## Challenge
Where a line below holds the string "false", copy that line.

# # # # # # #

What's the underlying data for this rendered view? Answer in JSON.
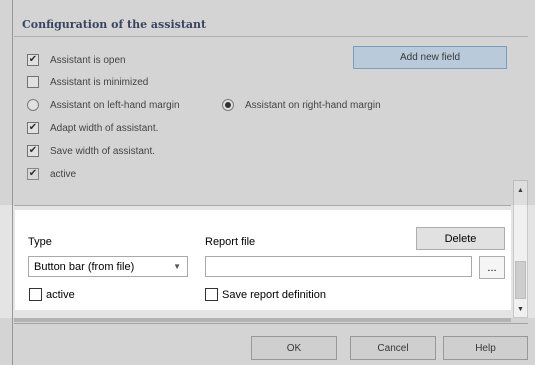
{
  "config": {
    "title": "Configuration of the assistant",
    "options": [
      {
        "label": "Assistant is open",
        "type": "checkbox",
        "checked": true
      },
      {
        "label": "Assistant is minimized",
        "type": "checkbox",
        "checked": false
      },
      {
        "label": "Adapt width of assistant.",
        "type": "checkbox",
        "checked": true
      },
      {
        "label": "Save width of assistant.",
        "type": "checkbox",
        "checked": true
      },
      {
        "label": "active",
        "type": "checkbox",
        "checked": true
      }
    ],
    "margin_left_label": "Assistant on left-hand margin",
    "margin_right_label": "Assistant on right-hand margin",
    "margin_selected": "right",
    "add_field_label": "Add new field"
  },
  "field": {
    "type_label": "Type",
    "type_value": "Button bar (from file)",
    "report_file_label": "Report file",
    "report_file_value": "",
    "browse_label": "...",
    "delete_label": "Delete",
    "active_label": "active",
    "active_checked": false,
    "save_report_label": "Save report definition",
    "save_report_checked": false
  },
  "footer": {
    "ok_label": "OK",
    "cancel_label": "Cancel",
    "help_label": "Help"
  },
  "colors": {
    "title": "#2a3a57",
    "accent_button": "#c4d9ec"
  }
}
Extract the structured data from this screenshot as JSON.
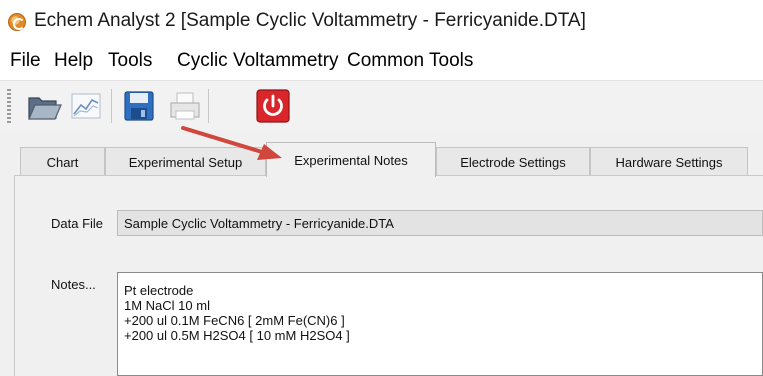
{
  "window": {
    "title": "Echem Analyst 2 [Sample Cyclic Voltammetry - Ferricyanide.DTA]",
    "app_icon": "echem-analyst-icon"
  },
  "menu": [
    "File",
    "Help",
    "Tools",
    "Cyclic Voltammetry",
    "Common Tools"
  ],
  "toolbar": {
    "buttons": [
      {
        "icon": "open-folder-icon"
      },
      {
        "icon": "chart-icon"
      },
      {
        "icon": "save-disk-icon"
      },
      {
        "icon": "print-icon"
      },
      {
        "icon": "power-icon"
      }
    ]
  },
  "tabs": {
    "items": [
      "Chart",
      "Experimental Setup",
      "Experimental Notes",
      "Electrode Settings",
      "Hardware Settings"
    ],
    "active": "Experimental Notes"
  },
  "notes_panel": {
    "data_file_label": "Data File",
    "data_file_value": "Sample Cyclic Voltammetry - Ferricyanide.DTA",
    "notes_label": "Notes...",
    "notes_lines": [
      "Pt electrode",
      "1M NaCl 10 ml",
      "+200 ul 0.1M FeCN6 [ 2mM Fe(CN)6 ]",
      "+200 ul 0.5M H2SO4 [ 10 mM H2SO4 ]"
    ]
  },
  "colors": {
    "annotation_arrow": "#d0473d",
    "power_button": "#d9262b",
    "save_button": "#2e6fc1"
  }
}
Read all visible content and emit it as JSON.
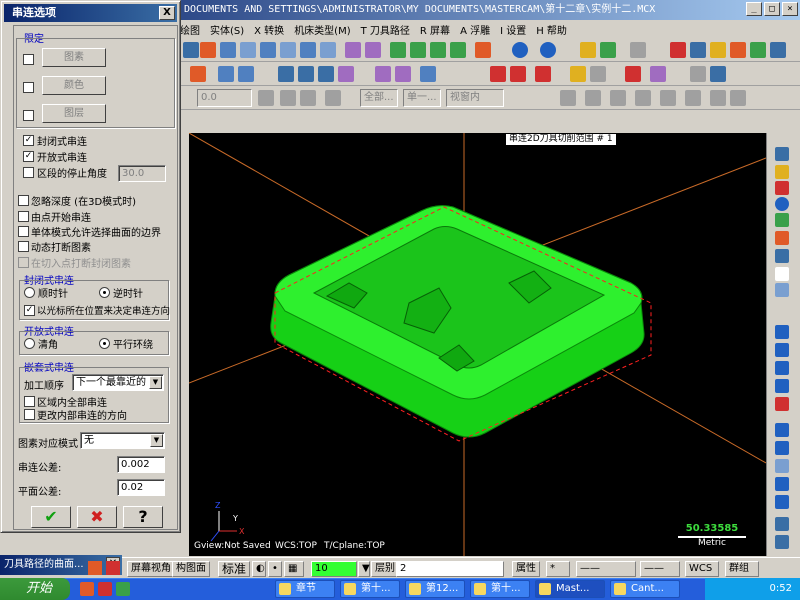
{
  "app": {
    "title": "DOCUMENTS AND SETTINGS\\ADMINISTRATOR\\MY DOCUMENTS\\MASTERCAM\\第十二章\\实例十二.MCX",
    "menu": [
      "绘图",
      "实体(S)",
      "X 转换",
      "机床类型(M)",
      "T 刀具路径",
      "R 屏幕",
      "A 浮雕",
      "I 设置",
      "H 帮助"
    ]
  },
  "toolbar3": {
    "z_value": "0.0",
    "all_label": "全部...",
    "single_label": "单一...",
    "view_label": "视窗内"
  },
  "dialog": {
    "title": "串连选项",
    "close": "X",
    "limit_group": "限定",
    "limit_buttons": [
      "图素",
      "颜色",
      "图层"
    ],
    "closed_chain": "封闭式串连",
    "open_chain": "开放式串连",
    "stop_angle": "区段的停止角度",
    "stop_angle_value": "30.0",
    "ignore_depth": "忽略深度 (在3D模式时)",
    "start_point": "由点开始串连",
    "single_mode": "单体模式允许选择曲面的边界",
    "dynamic_break": "动态打断图素",
    "break_at_point": "在切入点打断封闭图素",
    "closed_group": "封闭式串连",
    "cw": "顺时针",
    "ccw": "逆时针",
    "cursor_dir": "以光标所在位置来决定串连方向",
    "open_group": "开放式串连",
    "clear_corner": "清角",
    "parallel": "平行环绕",
    "nested_group": "嵌套式串连",
    "machining_order_label": "加工顺序",
    "machining_order_value": "下一个最靠近的",
    "all_in_region": "区域内全部串连",
    "change_inner_dir": "更改内部串连的方向",
    "entity_mode_label": "图素对应模式",
    "entity_mode_value": "无",
    "chain_tol_label": "串连公差:",
    "chain_tol_value": "0.002",
    "plane_tol_label": "平面公差:",
    "plane_tol_value": "0.02",
    "ok": "✔",
    "cancel": "✖",
    "help": "?"
  },
  "viewport": {
    "caption": "串连2D刀具切削范围 # 1",
    "gview": "Gview:Not Saved",
    "wcs": "WCS:TOP",
    "tcplane": "T/Cplane:TOP",
    "metric_value": "50.33585",
    "metric_label": "Metric",
    "axis_y": "Y",
    "axis_x": "X",
    "axis_z": "Z"
  },
  "status": {
    "toolpath_window": "刀具路径的曲面...",
    "screen_view": "屏幕视角",
    "construction": "构图面",
    "standard": "标准",
    "z_val": "10",
    "layer_label": "层别",
    "layer_value": "2",
    "attrib": "属性",
    "wcs": "WCS",
    "group": "群组"
  },
  "taskbar": {
    "start": "开始",
    "tasks": [
      "章节",
      "第十...",
      "第12...",
      "第十...",
      "Mast...",
      "Cant..."
    ],
    "clock": "0:52"
  }
}
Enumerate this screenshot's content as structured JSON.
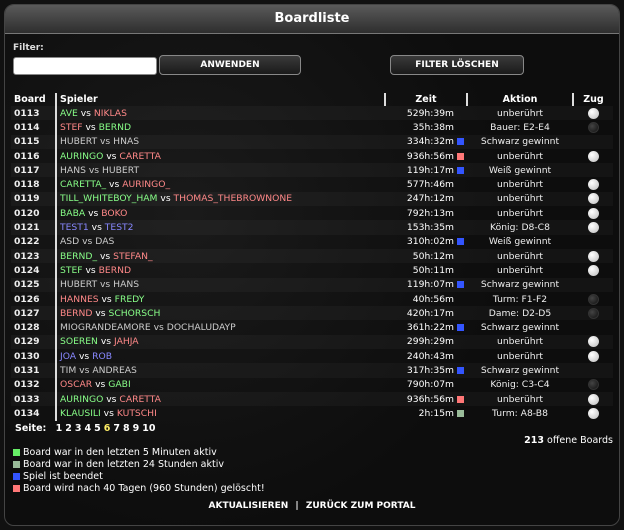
{
  "title": "Boardliste",
  "filter": {
    "label": "Filter:",
    "value": "",
    "apply": "ANWENDEN",
    "clear": "FILTER LÖSCHEN"
  },
  "headers": {
    "board": "Board",
    "spieler": "Spieler",
    "zeit": "Zeit",
    "aktion": "Aktion",
    "zug": "Zug"
  },
  "vs": "vs",
  "colors": {
    "green": "#88ff88",
    "red": "#ff8888",
    "blue": "#8888ff",
    "gray": "#cccccc",
    "yellow": "#ffee66",
    "active5": "#66ee66",
    "active24": "#99bb99",
    "ended": "#3355ff",
    "deleted": "#ff7777"
  },
  "rows": [
    {
      "board": "0113",
      "p1": "AVE",
      "c1": "g",
      "p2": "NIKLAS",
      "c2": "r",
      "time": "529h:39m",
      "sq": "",
      "action": "unberührt",
      "zug": "white"
    },
    {
      "board": "0114",
      "p1": "STEF",
      "c1": "r",
      "p2": "BERND",
      "c2": "g",
      "time": "35h:38m",
      "sq": "",
      "action": "Bauer: E2-E4",
      "zug": "dark"
    },
    {
      "board": "0115",
      "p1": "HUBERT",
      "c1": "gr",
      "p2": "HNAS",
      "c2": "gr",
      "time": "334h:32m",
      "sq": "ended",
      "action": "Schwarz gewinnt",
      "zug": ""
    },
    {
      "board": "0116",
      "p1": "AURINGO",
      "c1": "g",
      "p2": "CARETTA",
      "c2": "r",
      "time": "936h:56m",
      "sq": "deleted",
      "action": "unberührt",
      "zug": "white"
    },
    {
      "board": "0117",
      "p1": "HANS",
      "c1": "gr",
      "p2": "HUBERT",
      "c2": "gr",
      "time": "119h:17m",
      "sq": "ended",
      "action": "Weiß gewinnt",
      "zug": ""
    },
    {
      "board": "0118",
      "p1": "CARETTA_",
      "c1": "g",
      "p2": "AURINGO_",
      "c2": "r",
      "time": "577h:46m",
      "sq": "",
      "action": "unberührt",
      "zug": "white"
    },
    {
      "board": "0119",
      "p1": "TILL_WHITEBOY_HAM",
      "c1": "g",
      "p2": "THOMAS_THEBROWNONE",
      "c2": "r",
      "time": "247h:12m",
      "sq": "",
      "action": "unberührt",
      "zug": "white"
    },
    {
      "board": "0120",
      "p1": "BABA",
      "c1": "g",
      "p2": "BOKO",
      "c2": "r",
      "time": "792h:13m",
      "sq": "",
      "action": "unberührt",
      "zug": "white"
    },
    {
      "board": "0121",
      "p1": "TEST1",
      "c1": "b",
      "p2": "TEST2",
      "c2": "b",
      "time": "153h:35m",
      "sq": "",
      "action": "König: D8-C8",
      "zug": "white"
    },
    {
      "board": "0122",
      "p1": "ASD",
      "c1": "gr",
      "p2": "DAS",
      "c2": "gr",
      "time": "310h:02m",
      "sq": "ended",
      "action": "Weiß gewinnt",
      "zug": ""
    },
    {
      "board": "0123",
      "p1": "BERND_",
      "c1": "g",
      "p2": "STEFAN_",
      "c2": "r",
      "time": "50h:12m",
      "sq": "",
      "action": "unberührt",
      "zug": "white"
    },
    {
      "board": "0124",
      "p1": "STEF",
      "c1": "g",
      "p2": "BERND",
      "c2": "r",
      "time": "50h:11m",
      "sq": "",
      "action": "unberührt",
      "zug": "white"
    },
    {
      "board": "0125",
      "p1": "HUBERT",
      "c1": "gr",
      "p2": "HANS",
      "c2": "gr",
      "time": "119h:07m",
      "sq": "ended",
      "action": "Schwarz gewinnt",
      "zug": ""
    },
    {
      "board": "0126",
      "p1": "HANNES",
      "c1": "r",
      "p2": "FREDY",
      "c2": "g",
      "time": "40h:56m",
      "sq": "",
      "action": "Turm: F1-F2",
      "zug": "dark"
    },
    {
      "board": "0127",
      "p1": "BERND",
      "c1": "r",
      "p2": "SCHORSCH",
      "c2": "g",
      "time": "420h:17m",
      "sq": "",
      "action": "Dame: D2-D5",
      "zug": "dark"
    },
    {
      "board": "0128",
      "p1": "MIOGRANDEAMORE",
      "c1": "gr",
      "p2": "DOCHALUDAYP",
      "c2": "gr",
      "time": "361h:22m",
      "sq": "ended",
      "action": "Schwarz gewinnt",
      "zug": ""
    },
    {
      "board": "0129",
      "p1": "SOEREN",
      "c1": "g",
      "p2": "JAHJA",
      "c2": "r",
      "time": "299h:29m",
      "sq": "",
      "action": "unberührt",
      "zug": "white"
    },
    {
      "board": "0130",
      "p1": "JOA",
      "c1": "b",
      "p2": "ROB",
      "c2": "b",
      "time": "240h:43m",
      "sq": "",
      "action": "unberührt",
      "zug": "white"
    },
    {
      "board": "0131",
      "p1": "TIM",
      "c1": "gr",
      "p2": "ANDREAS",
      "c2": "gr",
      "time": "317h:35m",
      "sq": "ended",
      "action": "Schwarz gewinnt",
      "zug": ""
    },
    {
      "board": "0132",
      "p1": "OSCAR",
      "c1": "r",
      "p2": "GABI",
      "c2": "g",
      "time": "790h:07m",
      "sq": "",
      "action": "König: C3-C4",
      "zug": "dark"
    },
    {
      "board": "0133",
      "p1": "AURINGO",
      "c1": "g",
      "p2": "CARETTA",
      "c2": "r",
      "time": "936h:56m",
      "sq": "deleted",
      "action": "unberührt",
      "zug": "white"
    },
    {
      "board": "0134",
      "p1": "KLAUSILI",
      "c1": "g",
      "p2": "KUTSCHI",
      "c2": "r",
      "time": "2h:15m",
      "sq": "active24",
      "action": "Turm: A8-B8",
      "zug": "white"
    }
  ],
  "pager": {
    "label": "Seite:",
    "pages": [
      "1",
      "2",
      "3",
      "4",
      "5",
      "6",
      "7",
      "8",
      "9",
      "10"
    ],
    "current": "6"
  },
  "open_boards": {
    "count": "213",
    "label": "offene Boards"
  },
  "legend": [
    {
      "color": "active5",
      "text": "Board war in den letzten 5 Minuten aktiv"
    },
    {
      "color": "active24",
      "text": "Board war in den letzten 24 Stunden aktiv"
    },
    {
      "color": "ended",
      "text": "Spiel ist beendet"
    },
    {
      "color": "deleted",
      "text": "Board wird nach 40 Tagen (960 Stunden) gelöscht!"
    }
  ],
  "footer": {
    "refresh": "AKTUALISIEREN",
    "sep": "|",
    "back": "ZURÜCK ZUM PORTAL"
  }
}
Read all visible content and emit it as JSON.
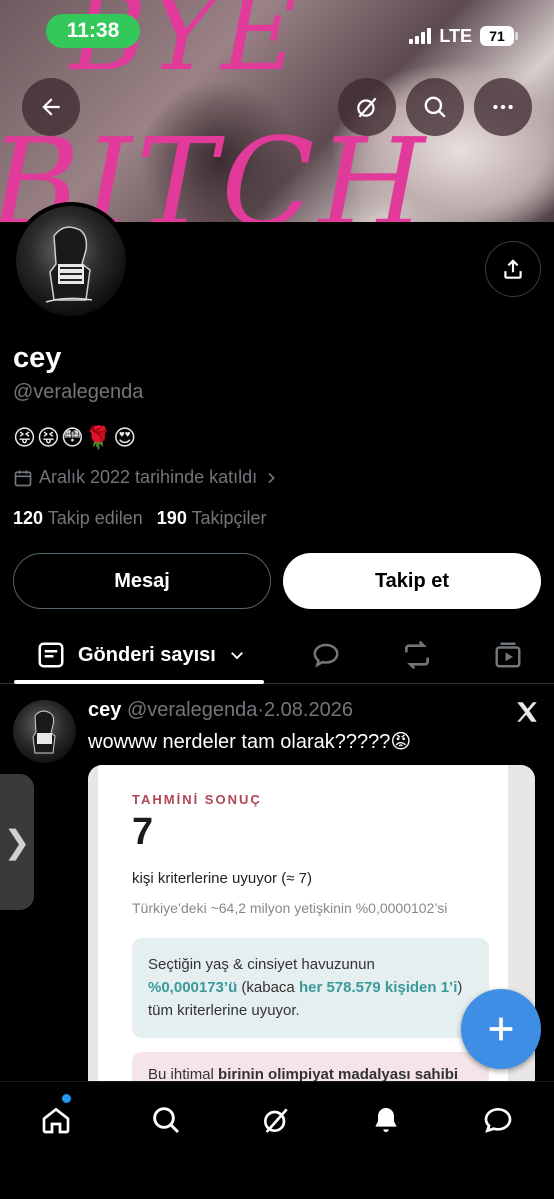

# # # # # # #

## Solution to the exercise
        "checked": false
    "active_checked": false,
    "save_report_checked": false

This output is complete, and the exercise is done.